Importance of Corporate Governance:

A good system of corporate governance is important on account of the following:
1. Investors and shareholders of a corporate company need protection for their investment due to lack of adequate standards of financial reporting and accountability. It has been noticed in India that companies raised capital from the market at high valuation of their shares by projecting wrong picture of the company’s performance and profitability.
The investors suffered a lot due to unscrupulous management of corporate that performed much less than reported at the time of rais­ing capital. “Bad governance was also exemplified by allotment of promoter share at preferential prices disproportionate to market value affecting minority holders interest”.
There is increasing awareness and consensus among Indian investors to invest in companies which have a record of observing practices of good corporate governance. Therefore, for encourag­ing Indian investors to make adequate investment in the stock of corporate companies and thereby boosting up rate of growth of the economy, the protection of their interests from fraudulent practices of corporate of boards of directors and management are urgently needed.
2. Corporate governance is considered as an important means for paying heed to investors’ grievances. Kumar Manglam Birla Committee on corporate governance found that companies were not paying adequate attention to the timely dissemination of required information to investors in by India.
Though some measures have been taken by SEBI and RBI but much more required to be taken by the companies themselves to pay heed to the investors grievances and protection of their investment by adopting good standards of corporate governance.
3. The importance of good corporate governance lies in the fact that it will enable the corporate firms to (1) attract capital and (2) perform efficiently. This will help in winning investors confidence. Investors will be willing to invest in the companies with a good record of corporate governance.
New policy of liberalization and deregulation adopted in India since 1991 has given greater freedom to management which should be prudently used to promote investors’ interests. In India there are several instances of corporate’ failures due to lack of transparency and disclosures and instances of falsification of accounts. This discourages investors to make investment in the companies with poor record of corporate governance.
4. Global Perspective. 
The extent to which corporate enterprises observe the basic principles of good corporate governance has now become an important factor for attracting foreign investment. In this age of globalisation when quantitative restrictions have been removed and trade barriers dis­mantled, the relationship between corporate governance and flows of foreign investment has become increasingly important.
Studies in India and abroad show that foreign investors take notice of well- managed companies and respond positively to them, capital flows from foreign institutional investors (FII) for investment in the capital market and foreign direct investment (FDI) in joint ventures with Indian corporate companies will be coming if they are convinced about the implementation of basic principles of good corporate governance.

Corporate governance in the business context refers to the systems of rules, practices, and processes by which companies are governed. In this way, the corporate governance model followed by a specific company is the distribution of rights and responsibilities by all participants in the organization. It assures that everyone in an organization has appropriate and transparent decision-making processes and that the interests of all stakeholders (shareholders, managers, employees, suppliers, customers, among others) are protected.




The structure of the triangle represents the governance model in which good Corporate Governance represents a balance and equilibrium among the three groups, thereby providing optimal conditions for the business to thrive, fulfil its strategic goals and achieve sustainable long-term performance.

Conclusion: 

Corporate governance keeps a company honest and out of trouble. If this shared philosophy breaks down, then corners will be cut, products will be defective and management will grow complacent and corrupt. The end result is a fall and will be reflected in audited financial report, criminal investigations and federal probes - finally catches up, bankrupting the company overnight. Dishonest and unethical dealings can cause shareholders to flee out of fear, distrust and disgust.
▬▬▬
Task 1 - Repeat without changes the entries from their first line through the line containing "- app-tile-label: AP contacts: [59, 143, 84, 148]", inclusive.

Records provided -
▬▬▬
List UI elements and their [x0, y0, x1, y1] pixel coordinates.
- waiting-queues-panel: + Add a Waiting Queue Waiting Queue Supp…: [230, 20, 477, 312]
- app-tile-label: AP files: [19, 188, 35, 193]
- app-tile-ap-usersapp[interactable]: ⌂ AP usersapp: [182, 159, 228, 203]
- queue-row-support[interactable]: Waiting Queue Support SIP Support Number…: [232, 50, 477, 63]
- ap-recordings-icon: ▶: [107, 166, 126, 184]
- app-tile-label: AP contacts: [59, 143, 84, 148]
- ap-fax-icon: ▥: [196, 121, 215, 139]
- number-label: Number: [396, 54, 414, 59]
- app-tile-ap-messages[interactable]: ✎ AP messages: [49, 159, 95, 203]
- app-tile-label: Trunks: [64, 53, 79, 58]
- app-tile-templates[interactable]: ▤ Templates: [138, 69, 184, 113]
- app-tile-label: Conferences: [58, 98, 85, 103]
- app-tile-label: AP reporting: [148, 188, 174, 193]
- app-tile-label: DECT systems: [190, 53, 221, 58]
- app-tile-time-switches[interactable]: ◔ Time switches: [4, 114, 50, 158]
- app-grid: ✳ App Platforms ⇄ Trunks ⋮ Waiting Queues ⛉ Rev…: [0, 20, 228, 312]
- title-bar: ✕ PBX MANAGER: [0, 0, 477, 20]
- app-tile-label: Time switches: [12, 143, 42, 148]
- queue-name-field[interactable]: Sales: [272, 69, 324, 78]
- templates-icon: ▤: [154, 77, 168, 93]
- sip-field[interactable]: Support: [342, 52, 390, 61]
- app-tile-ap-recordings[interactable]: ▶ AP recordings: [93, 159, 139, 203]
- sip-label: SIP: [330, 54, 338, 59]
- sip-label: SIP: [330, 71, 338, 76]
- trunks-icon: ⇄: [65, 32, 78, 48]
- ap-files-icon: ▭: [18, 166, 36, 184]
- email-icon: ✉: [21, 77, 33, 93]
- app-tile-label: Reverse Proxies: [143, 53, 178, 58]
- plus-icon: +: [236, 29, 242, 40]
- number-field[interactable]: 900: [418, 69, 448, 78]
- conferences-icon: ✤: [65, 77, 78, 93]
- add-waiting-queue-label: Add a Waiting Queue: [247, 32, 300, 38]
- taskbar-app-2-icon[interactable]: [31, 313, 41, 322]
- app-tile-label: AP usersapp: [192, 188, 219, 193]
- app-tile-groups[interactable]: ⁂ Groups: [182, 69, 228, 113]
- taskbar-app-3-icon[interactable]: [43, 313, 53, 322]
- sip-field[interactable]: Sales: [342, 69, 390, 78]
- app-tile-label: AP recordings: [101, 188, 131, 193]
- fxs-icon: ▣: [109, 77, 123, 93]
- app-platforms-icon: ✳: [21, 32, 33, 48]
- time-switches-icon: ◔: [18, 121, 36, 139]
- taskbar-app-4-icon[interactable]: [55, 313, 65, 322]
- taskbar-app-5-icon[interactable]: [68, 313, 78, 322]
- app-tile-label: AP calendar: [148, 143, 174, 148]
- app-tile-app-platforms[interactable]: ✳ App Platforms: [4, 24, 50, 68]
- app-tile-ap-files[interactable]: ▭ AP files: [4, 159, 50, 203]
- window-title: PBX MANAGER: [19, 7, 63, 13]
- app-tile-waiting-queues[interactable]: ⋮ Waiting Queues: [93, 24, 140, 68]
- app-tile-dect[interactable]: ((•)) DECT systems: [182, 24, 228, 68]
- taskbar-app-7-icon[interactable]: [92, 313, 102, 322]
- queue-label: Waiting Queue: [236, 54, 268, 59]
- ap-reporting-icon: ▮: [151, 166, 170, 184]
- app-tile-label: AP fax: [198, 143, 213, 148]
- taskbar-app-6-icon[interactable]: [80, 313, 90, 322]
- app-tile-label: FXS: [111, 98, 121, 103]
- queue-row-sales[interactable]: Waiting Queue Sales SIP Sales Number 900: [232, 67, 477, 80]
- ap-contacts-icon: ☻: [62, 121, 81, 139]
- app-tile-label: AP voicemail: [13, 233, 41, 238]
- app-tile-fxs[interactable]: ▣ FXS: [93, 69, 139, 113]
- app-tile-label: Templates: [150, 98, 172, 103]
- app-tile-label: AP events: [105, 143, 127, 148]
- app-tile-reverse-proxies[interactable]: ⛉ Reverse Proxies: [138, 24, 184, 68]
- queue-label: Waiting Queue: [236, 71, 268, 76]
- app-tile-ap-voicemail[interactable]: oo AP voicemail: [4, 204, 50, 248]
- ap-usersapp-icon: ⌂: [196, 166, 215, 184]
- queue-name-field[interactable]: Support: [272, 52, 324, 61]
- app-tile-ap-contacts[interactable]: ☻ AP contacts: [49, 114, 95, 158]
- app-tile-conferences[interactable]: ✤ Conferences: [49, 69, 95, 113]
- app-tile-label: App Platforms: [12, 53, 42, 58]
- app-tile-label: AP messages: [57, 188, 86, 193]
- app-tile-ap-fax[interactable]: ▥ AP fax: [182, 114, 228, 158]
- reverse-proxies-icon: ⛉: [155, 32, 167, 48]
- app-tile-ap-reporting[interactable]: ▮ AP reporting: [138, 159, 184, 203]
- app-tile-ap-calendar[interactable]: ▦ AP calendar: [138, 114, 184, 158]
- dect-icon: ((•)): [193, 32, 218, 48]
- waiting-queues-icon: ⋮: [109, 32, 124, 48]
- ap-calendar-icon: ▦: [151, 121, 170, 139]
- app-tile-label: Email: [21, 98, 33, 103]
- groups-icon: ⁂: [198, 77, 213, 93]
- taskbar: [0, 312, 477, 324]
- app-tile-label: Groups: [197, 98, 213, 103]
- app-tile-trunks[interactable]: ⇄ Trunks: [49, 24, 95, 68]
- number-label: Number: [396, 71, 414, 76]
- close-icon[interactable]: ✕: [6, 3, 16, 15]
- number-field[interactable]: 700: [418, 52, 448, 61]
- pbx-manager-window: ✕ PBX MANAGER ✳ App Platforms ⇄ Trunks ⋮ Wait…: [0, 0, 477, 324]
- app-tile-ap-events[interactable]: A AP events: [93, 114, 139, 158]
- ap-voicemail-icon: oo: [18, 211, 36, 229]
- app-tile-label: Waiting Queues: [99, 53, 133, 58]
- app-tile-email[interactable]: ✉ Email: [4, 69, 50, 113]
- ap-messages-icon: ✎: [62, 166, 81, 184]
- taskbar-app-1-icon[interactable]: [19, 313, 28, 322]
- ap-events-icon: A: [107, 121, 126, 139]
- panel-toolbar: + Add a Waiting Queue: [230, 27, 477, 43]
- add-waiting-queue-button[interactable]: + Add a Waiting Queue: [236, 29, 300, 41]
▬▬▬
Task 2 - Transcribe the part of the corporate governance text between "3. The importance" and "4. Global Perspective.", inclusive, without changing a word.

Finished answer 1 -
List UI elements and their [x0, y0, x1, y1] pixel coordinates.
- waiting-queues-panel: + Add a Waiting Queue Waiting Queue Supp…: [230, 20, 477, 312]
- app-tile-label: AP files: [19, 188, 35, 193]
- app-tile-ap-usersapp[interactable]: ⌂ AP usersapp: [182, 159, 228, 203]
- queue-row-support[interactable]: Waiting Queue Support SIP Support Number…: [232, 50, 477, 63]
- ap-recordings-icon: ▶: [107, 166, 126, 184]
- app-tile-label: AP contacts: [59, 143, 84, 148]

Finished answer 2 -
3. The importance of good corporate governance lies in the fact that it will enable the corporate firms to (1) attract capital and (2) perform efficiently. This will help in winning investors confidence. Investors will be willing to invest in the companies with a good record of corporate governance.
New policy of liberalization and deregulation adopted in India since 1991 has given greater freedom to management which should be prudently used to promote investors’ interests. In India there are several instances of corporate’ failures due to lack of transparency and disclosures and instances of falsification of accounts. This discourages investors to make investment in the companies with poor record of corporate governance.
4. Global Perspective.